**EXERCISE BRIEF**:
Give back the records below exactly, every one, with no pictures.

**SUPPLIED ENTRIES**:

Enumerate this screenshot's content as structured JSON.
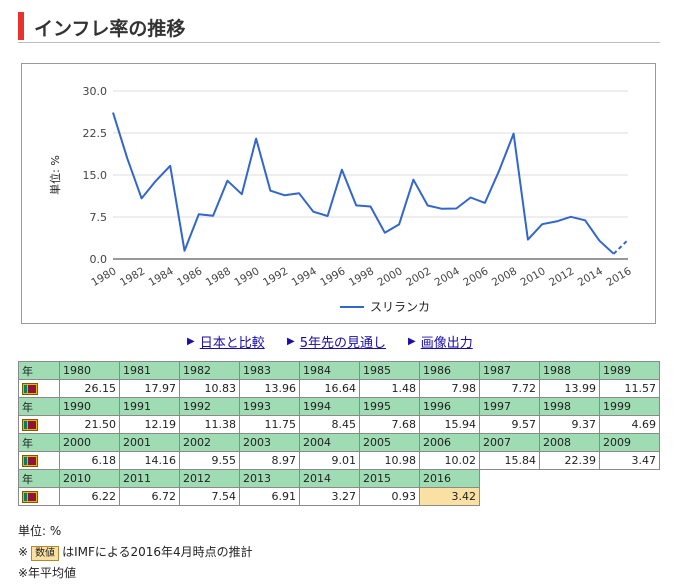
{
  "page": {
    "title": "インフレ率の推移"
  },
  "chart_data": {
    "type": "line",
    "ylabel": "単位: %",
    "ylim": [
      0,
      30
    ],
    "yticks": [
      "0.0",
      "7.5",
      "15.0",
      "22.5",
      "30.0"
    ],
    "xticks": [
      "1980",
      "1982",
      "1984",
      "1986",
      "1988",
      "1990",
      "1992",
      "1994",
      "1996",
      "1998",
      "2000",
      "2002",
      "2004",
      "2006",
      "2008",
      "2010",
      "2012",
      "2014",
      "2016"
    ],
    "x": [
      1980,
      1981,
      1982,
      1983,
      1984,
      1985,
      1986,
      1987,
      1988,
      1989,
      1990,
      1991,
      1992,
      1993,
      1994,
      1995,
      1996,
      1997,
      1998,
      1999,
      2000,
      2001,
      2002,
      2003,
      2004,
      2005,
      2006,
      2007,
      2008,
      2009,
      2010,
      2011,
      2012,
      2013,
      2014,
      2015,
      2016
    ],
    "series": [
      {
        "name": "スリランカ",
        "color": "#3366cc",
        "values": [
          26.15,
          17.97,
          10.83,
          13.96,
          16.64,
          1.48,
          7.98,
          7.72,
          13.99,
          11.57,
          21.5,
          12.19,
          11.38,
          11.75,
          8.45,
          7.68,
          15.94,
          9.57,
          9.37,
          4.69,
          6.18,
          14.16,
          9.55,
          8.97,
          9.01,
          10.98,
          10.02,
          15.84,
          22.39,
          3.47,
          6.22,
          6.72,
          7.54,
          6.91,
          3.27,
          0.93,
          3.42
        ]
      }
    ],
    "estimate_from": 2016,
    "legend": "bottom",
    "grid": true
  },
  "links": [
    {
      "label": "日本と比較"
    },
    {
      "label": "5年先の見通し"
    },
    {
      "label": "画像出力"
    }
  ],
  "table": {
    "corner_label": "年",
    "rows": [
      {
        "years": [
          "1980",
          "1981",
          "1982",
          "1983",
          "1984",
          "1985",
          "1986",
          "1987",
          "1988",
          "1989"
        ],
        "values": [
          "26.15",
          "17.97",
          "10.83",
          "13.96",
          "16.64",
          "1.48",
          "7.98",
          "7.72",
          "13.99",
          "11.57"
        ]
      },
      {
        "years": [
          "1990",
          "1991",
          "1992",
          "1993",
          "1994",
          "1995",
          "1996",
          "1997",
          "1998",
          "1999"
        ],
        "values": [
          "21.50",
          "12.19",
          "11.38",
          "11.75",
          "8.45",
          "7.68",
          "15.94",
          "9.57",
          "9.37",
          "4.69"
        ]
      },
      {
        "years": [
          "2000",
          "2001",
          "2002",
          "2003",
          "2004",
          "2005",
          "2006",
          "2007",
          "2008",
          "2009"
        ],
        "values": [
          "6.18",
          "14.16",
          "9.55",
          "8.97",
          "9.01",
          "10.98",
          "10.02",
          "15.84",
          "22.39",
          "3.47"
        ]
      },
      {
        "years": [
          "2010",
          "2011",
          "2012",
          "2013",
          "2014",
          "2015",
          "2016"
        ],
        "values": [
          "6.22",
          "6.72",
          "7.54",
          "6.91",
          "3.27",
          "0.93",
          "3.42"
        ]
      }
    ],
    "estimate_color": "#fbe0a3",
    "header_color": "#9fdcb4"
  },
  "notes": {
    "unit": "単位: %",
    "estimate_prefix": "※",
    "badge": "数値",
    "estimate_text": "はIMFによる2016年4月時点の推計",
    "average": "※年平均値"
  },
  "colors": {
    "accent": "#e8322e",
    "line": "#3366cc",
    "link": "#1a0dab"
  }
}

**SOLUTION FOR THIS TASK**:
Enumerate this screenshot's content as structured JSON.
{
  "page": {
    "title": "インフレ率の推移"
  },
  "chart_data": {
    "type": "line",
    "ylabel": "単位: %",
    "ylim": [
      0,
      30
    ],
    "yticks": [
      "0.0",
      "7.5",
      "15.0",
      "22.5",
      "30.0"
    ],
    "xticks": [
      "1980",
      "1982",
      "1984",
      "1986",
      "1988",
      "1990",
      "1992",
      "1994",
      "1996",
      "1998",
      "2000",
      "2002",
      "2004",
      "2006",
      "2008",
      "2010",
      "2012",
      "2014",
      "2016"
    ],
    "x": [
      1980,
      1981,
      1982,
      1983,
      1984,
      1985,
      1986,
      1987,
      1988,
      1989,
      1990,
      1991,
      1992,
      1993,
      1994,
      1995,
      1996,
      1997,
      1998,
      1999,
      2000,
      2001,
      2002,
      2003,
      2004,
      2005,
      2006,
      2007,
      2008,
      2009,
      2010,
      2011,
      2012,
      2013,
      2014,
      2015,
      2016
    ],
    "series": [
      {
        "name": "スリランカ",
        "color": "#3366cc",
        "values": [
          26.15,
          17.97,
          10.83,
          13.96,
          16.64,
          1.48,
          7.98,
          7.72,
          13.99,
          11.57,
          21.5,
          12.19,
          11.38,
          11.75,
          8.45,
          7.68,
          15.94,
          9.57,
          9.37,
          4.69,
          6.18,
          14.16,
          9.55,
          8.97,
          9.01,
          10.98,
          10.02,
          15.84,
          22.39,
          3.47,
          6.22,
          6.72,
          7.54,
          6.91,
          3.27,
          0.93,
          3.42
        ]
      }
    ],
    "estimate_from": 2016,
    "legend": "bottom",
    "grid": true
  },
  "links": [
    {
      "label": "日本と比較"
    },
    {
      "label": "5年先の見通し"
    },
    {
      "label": "画像出力"
    }
  ],
  "table": {
    "corner_label": "年",
    "rows": [
      {
        "years": [
          "1980",
          "1981",
          "1982",
          "1983",
          "1984",
          "1985",
          "1986",
          "1987",
          "1988",
          "1989"
        ],
        "values": [
          "26.15",
          "17.97",
          "10.83",
          "13.96",
          "16.64",
          "1.48",
          "7.98",
          "7.72",
          "13.99",
          "11.57"
        ]
      },
      {
        "years": [
          "1990",
          "1991",
          "1992",
          "1993",
          "1994",
          "1995",
          "1996",
          "1997",
          "1998",
          "1999"
        ],
        "values": [
          "21.50",
          "12.19",
          "11.38",
          "11.75",
          "8.45",
          "7.68",
          "15.94",
          "9.57",
          "9.37",
          "4.69"
        ]
      },
      {
        "years": [
          "2000",
          "2001",
          "2002",
          "2003",
          "2004",
          "2005",
          "2006",
          "2007",
          "2008",
          "2009"
        ],
        "values": [
          "6.18",
          "14.16",
          "9.55",
          "8.97",
          "9.01",
          "10.98",
          "10.02",
          "15.84",
          "22.39",
          "3.47"
        ]
      },
      {
        "years": [
          "2010",
          "2011",
          "2012",
          "2013",
          "2014",
          "2015",
          "2016"
        ],
        "values": [
          "6.22",
          "6.72",
          "7.54",
          "6.91",
          "3.27",
          "0.93",
          "3.42"
        ]
      }
    ],
    "estimate_color": "#fbe0a3",
    "header_color": "#9fdcb4"
  },
  "notes": {
    "unit": "単位: %",
    "estimate_prefix": "※",
    "badge": "数値",
    "estimate_text": "はIMFによる2016年4月時点の推計",
    "average": "※年平均値"
  },
  "colors": {
    "accent": "#e8322e",
    "line": "#3366cc",
    "link": "#1a0dab"
  }
}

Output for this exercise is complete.